▸ **Given task**: Select each line where the word "locaux" appears.

▸ **Records provided**:
┌────────

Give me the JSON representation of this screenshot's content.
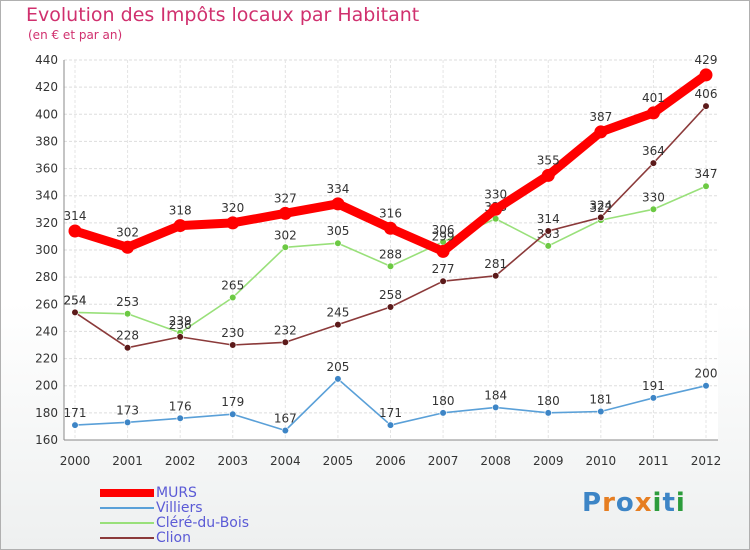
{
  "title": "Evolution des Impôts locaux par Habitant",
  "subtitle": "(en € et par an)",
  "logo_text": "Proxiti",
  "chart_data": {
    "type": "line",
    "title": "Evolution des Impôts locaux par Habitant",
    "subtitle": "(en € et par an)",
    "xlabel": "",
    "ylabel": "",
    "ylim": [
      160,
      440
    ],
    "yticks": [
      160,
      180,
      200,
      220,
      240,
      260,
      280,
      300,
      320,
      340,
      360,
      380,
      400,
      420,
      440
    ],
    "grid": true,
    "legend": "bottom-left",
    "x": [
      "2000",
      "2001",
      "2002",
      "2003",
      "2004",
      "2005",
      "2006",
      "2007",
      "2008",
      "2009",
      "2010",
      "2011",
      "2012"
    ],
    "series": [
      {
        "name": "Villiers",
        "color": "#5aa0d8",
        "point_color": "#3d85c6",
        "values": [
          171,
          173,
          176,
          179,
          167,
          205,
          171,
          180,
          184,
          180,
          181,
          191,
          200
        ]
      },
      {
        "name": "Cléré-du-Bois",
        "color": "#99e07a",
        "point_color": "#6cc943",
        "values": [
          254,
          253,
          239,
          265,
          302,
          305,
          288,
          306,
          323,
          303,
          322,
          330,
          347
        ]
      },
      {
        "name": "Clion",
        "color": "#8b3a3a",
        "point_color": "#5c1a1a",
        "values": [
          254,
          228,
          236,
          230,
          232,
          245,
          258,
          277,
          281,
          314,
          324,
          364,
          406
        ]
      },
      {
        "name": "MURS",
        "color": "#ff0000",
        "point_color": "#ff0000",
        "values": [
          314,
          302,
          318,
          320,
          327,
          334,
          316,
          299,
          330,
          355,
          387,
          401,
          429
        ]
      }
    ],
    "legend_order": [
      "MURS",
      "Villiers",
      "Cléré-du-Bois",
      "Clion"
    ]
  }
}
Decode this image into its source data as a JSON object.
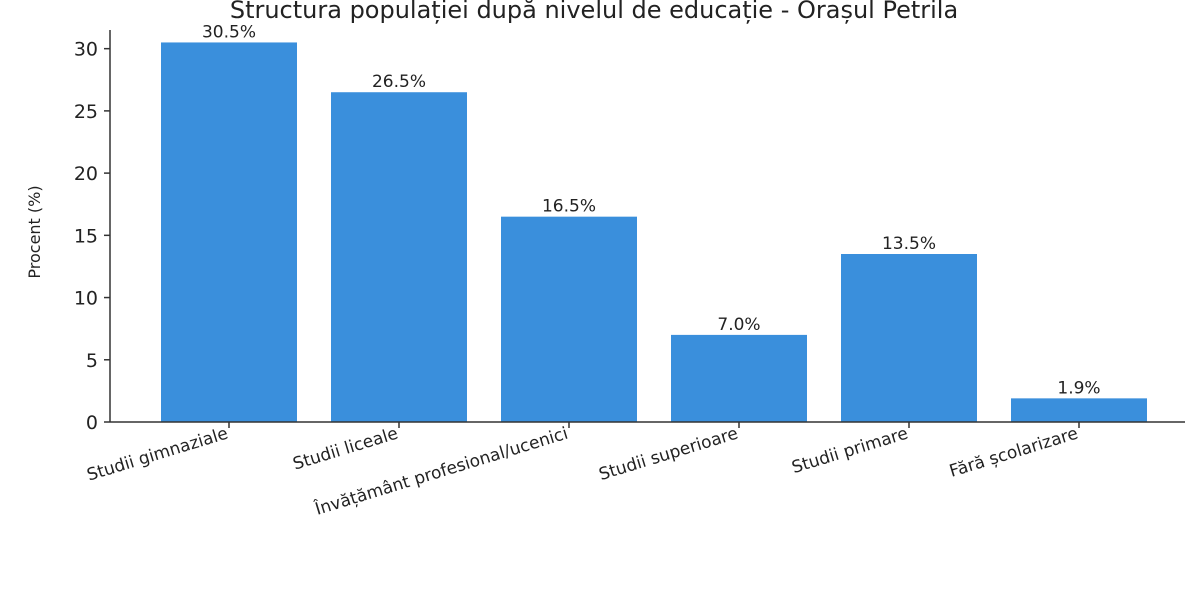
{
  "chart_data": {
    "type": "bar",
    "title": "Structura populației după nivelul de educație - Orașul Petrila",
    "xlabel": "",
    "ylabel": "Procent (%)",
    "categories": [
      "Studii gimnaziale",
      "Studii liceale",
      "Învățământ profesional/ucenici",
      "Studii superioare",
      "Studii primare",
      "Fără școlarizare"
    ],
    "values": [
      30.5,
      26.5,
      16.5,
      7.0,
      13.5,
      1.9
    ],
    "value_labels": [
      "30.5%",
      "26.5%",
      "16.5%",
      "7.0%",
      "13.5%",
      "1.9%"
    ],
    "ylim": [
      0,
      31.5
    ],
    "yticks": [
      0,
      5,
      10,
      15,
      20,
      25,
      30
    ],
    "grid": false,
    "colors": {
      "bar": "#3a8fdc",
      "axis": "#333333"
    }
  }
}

└────────

▸ **Response to this exercise**:
  "title": "Evolution des Impôts locaux par Habitant",
    "title": "Evolution des Impôts locaux par Habitant",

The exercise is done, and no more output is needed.